● WRITTEN REQUEST: Locate every line in the material below that has the word "Αντιπροσωπεία". Copy each of those lines.

++++ MATERIAL ++++

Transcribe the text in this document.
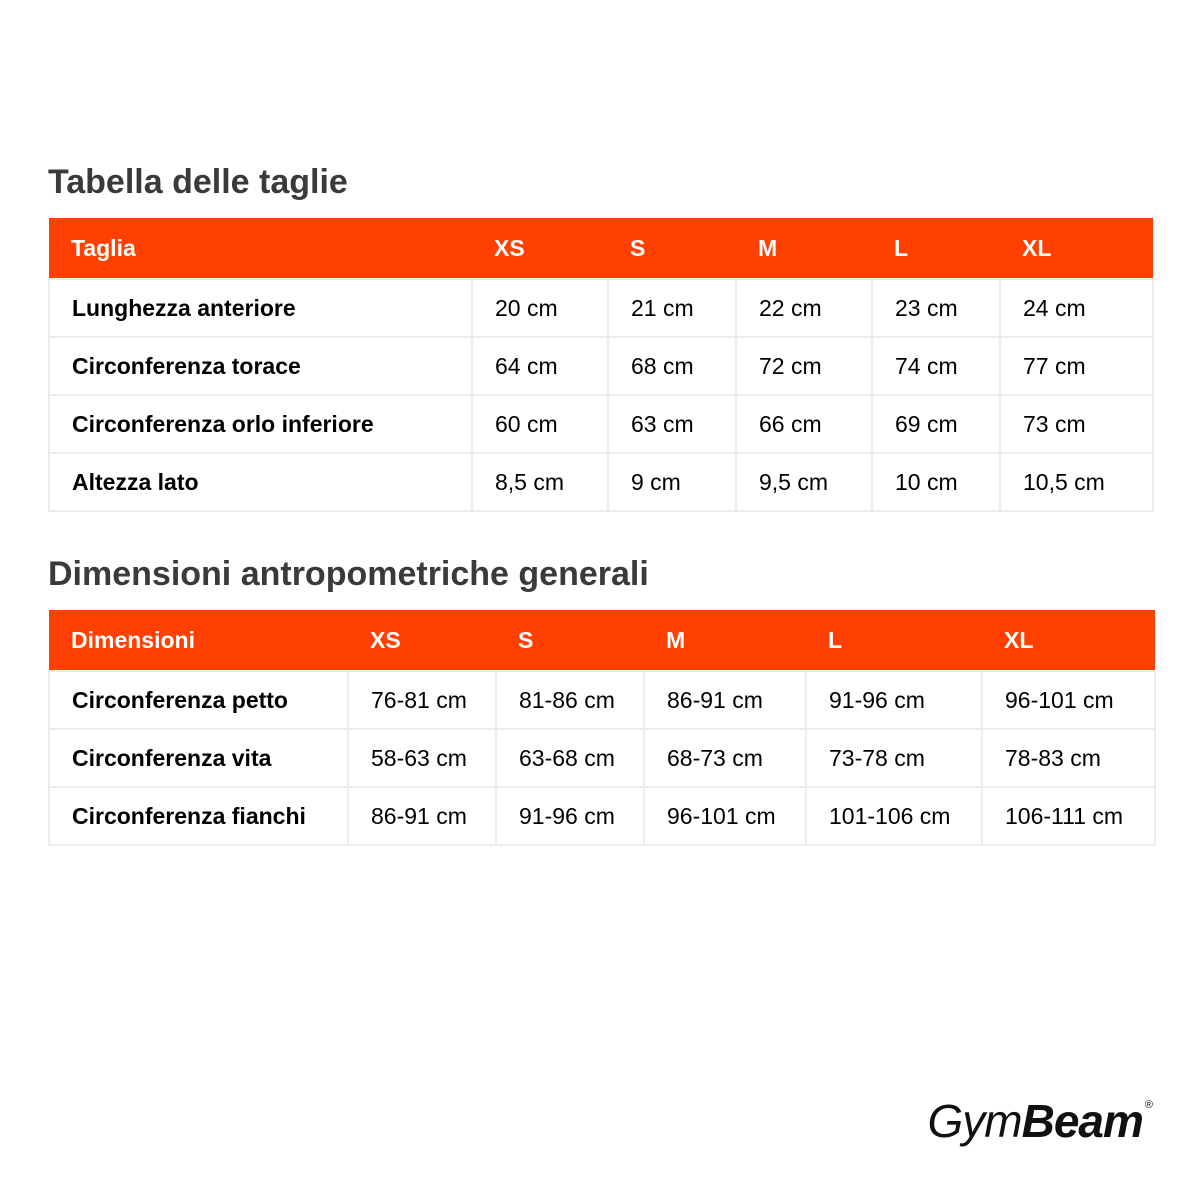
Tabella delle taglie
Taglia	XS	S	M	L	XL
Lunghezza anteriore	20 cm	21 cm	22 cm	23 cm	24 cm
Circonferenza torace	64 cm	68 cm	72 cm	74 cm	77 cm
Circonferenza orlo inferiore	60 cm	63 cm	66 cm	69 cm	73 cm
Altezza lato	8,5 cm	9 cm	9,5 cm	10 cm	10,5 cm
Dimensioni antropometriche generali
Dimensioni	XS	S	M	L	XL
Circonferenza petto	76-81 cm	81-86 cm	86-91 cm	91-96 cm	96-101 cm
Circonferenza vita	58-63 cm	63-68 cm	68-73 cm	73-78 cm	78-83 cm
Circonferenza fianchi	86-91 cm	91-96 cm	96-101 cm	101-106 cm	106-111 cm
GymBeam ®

++++
++++ MATERIAL ++++

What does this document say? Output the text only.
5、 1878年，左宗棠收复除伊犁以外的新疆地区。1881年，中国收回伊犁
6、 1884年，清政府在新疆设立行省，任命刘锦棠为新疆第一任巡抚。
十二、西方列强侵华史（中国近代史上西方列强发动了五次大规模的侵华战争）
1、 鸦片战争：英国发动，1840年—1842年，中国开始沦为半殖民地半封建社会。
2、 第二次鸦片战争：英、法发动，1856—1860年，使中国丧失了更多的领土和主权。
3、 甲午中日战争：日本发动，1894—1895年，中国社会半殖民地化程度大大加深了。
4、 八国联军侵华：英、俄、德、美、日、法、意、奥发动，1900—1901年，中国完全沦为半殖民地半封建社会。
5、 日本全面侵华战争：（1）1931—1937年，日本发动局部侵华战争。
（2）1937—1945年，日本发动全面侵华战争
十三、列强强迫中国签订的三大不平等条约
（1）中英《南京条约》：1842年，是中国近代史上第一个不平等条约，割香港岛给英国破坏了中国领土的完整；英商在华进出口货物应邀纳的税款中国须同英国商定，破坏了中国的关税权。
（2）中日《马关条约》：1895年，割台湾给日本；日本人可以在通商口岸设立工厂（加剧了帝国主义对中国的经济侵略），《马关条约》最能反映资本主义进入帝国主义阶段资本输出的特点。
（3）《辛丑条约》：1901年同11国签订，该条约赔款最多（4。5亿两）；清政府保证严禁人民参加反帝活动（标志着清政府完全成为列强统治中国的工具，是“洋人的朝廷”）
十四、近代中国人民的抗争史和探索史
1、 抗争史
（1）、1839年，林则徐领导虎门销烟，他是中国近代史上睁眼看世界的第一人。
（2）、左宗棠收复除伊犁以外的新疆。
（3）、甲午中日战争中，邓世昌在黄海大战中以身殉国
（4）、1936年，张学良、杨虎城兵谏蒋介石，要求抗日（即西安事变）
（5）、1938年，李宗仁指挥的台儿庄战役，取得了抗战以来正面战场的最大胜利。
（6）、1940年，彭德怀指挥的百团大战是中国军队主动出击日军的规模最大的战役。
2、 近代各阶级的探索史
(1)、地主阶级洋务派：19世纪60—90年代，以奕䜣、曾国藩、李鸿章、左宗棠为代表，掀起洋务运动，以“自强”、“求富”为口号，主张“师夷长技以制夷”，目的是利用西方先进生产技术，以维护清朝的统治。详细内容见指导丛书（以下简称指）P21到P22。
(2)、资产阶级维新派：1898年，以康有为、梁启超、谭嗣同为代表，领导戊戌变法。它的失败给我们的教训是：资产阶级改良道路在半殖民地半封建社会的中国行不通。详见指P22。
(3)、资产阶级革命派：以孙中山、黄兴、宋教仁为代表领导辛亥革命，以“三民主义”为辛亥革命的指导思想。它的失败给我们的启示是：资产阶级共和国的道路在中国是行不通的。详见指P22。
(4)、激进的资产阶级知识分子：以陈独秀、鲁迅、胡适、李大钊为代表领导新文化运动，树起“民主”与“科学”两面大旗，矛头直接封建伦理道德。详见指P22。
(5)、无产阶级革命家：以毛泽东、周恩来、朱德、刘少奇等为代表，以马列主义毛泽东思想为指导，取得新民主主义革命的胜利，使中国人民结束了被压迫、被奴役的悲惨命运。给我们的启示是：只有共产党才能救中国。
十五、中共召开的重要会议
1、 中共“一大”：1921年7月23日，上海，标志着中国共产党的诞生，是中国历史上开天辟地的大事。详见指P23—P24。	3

++++
++++ MATERIAL ++++

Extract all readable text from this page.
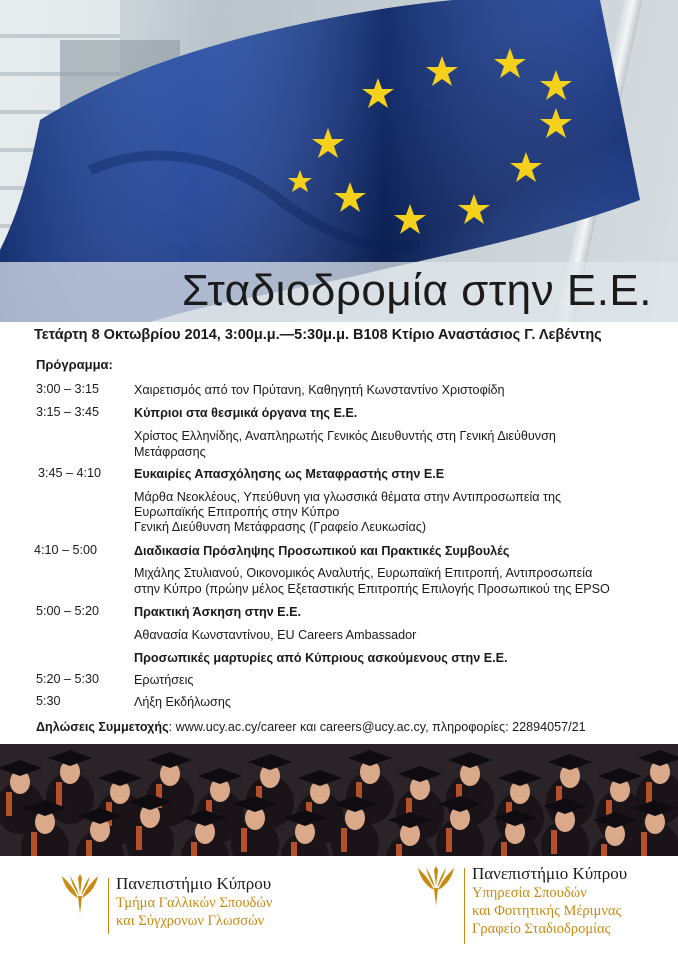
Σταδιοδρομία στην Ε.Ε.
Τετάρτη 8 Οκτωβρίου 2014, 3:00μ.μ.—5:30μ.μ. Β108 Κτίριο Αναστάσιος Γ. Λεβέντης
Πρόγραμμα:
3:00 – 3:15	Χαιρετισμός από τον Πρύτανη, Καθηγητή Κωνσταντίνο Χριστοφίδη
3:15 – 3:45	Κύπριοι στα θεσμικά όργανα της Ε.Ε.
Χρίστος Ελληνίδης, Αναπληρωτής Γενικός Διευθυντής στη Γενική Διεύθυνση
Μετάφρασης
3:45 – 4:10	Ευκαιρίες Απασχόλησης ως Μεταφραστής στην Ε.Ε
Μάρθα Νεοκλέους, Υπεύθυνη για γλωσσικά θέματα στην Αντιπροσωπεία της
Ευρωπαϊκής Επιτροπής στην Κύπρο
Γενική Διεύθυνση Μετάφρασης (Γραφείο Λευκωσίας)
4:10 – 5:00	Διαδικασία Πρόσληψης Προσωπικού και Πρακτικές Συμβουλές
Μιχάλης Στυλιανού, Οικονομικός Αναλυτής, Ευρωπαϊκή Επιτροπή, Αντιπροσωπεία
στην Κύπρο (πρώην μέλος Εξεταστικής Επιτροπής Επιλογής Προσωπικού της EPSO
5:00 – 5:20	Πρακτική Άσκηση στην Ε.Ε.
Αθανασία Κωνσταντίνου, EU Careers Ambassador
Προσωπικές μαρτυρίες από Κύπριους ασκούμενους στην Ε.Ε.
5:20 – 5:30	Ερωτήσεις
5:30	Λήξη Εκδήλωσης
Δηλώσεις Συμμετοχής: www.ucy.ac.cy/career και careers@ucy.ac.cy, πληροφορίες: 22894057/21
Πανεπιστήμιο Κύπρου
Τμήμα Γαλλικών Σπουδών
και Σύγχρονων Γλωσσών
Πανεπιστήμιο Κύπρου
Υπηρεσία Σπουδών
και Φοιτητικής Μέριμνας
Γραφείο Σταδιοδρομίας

++++

● CORRECT RESULT:
Μάρθα Νεοκλέους, Υπεύθυνη για γλωσσικά θέματα στην Αντιπροσωπεία της
Μιχάλης Στυλιανού, Οικονομικός Αναλυτής, Ευρωπαϊκή Επιτροπή, Αντιπροσωπεία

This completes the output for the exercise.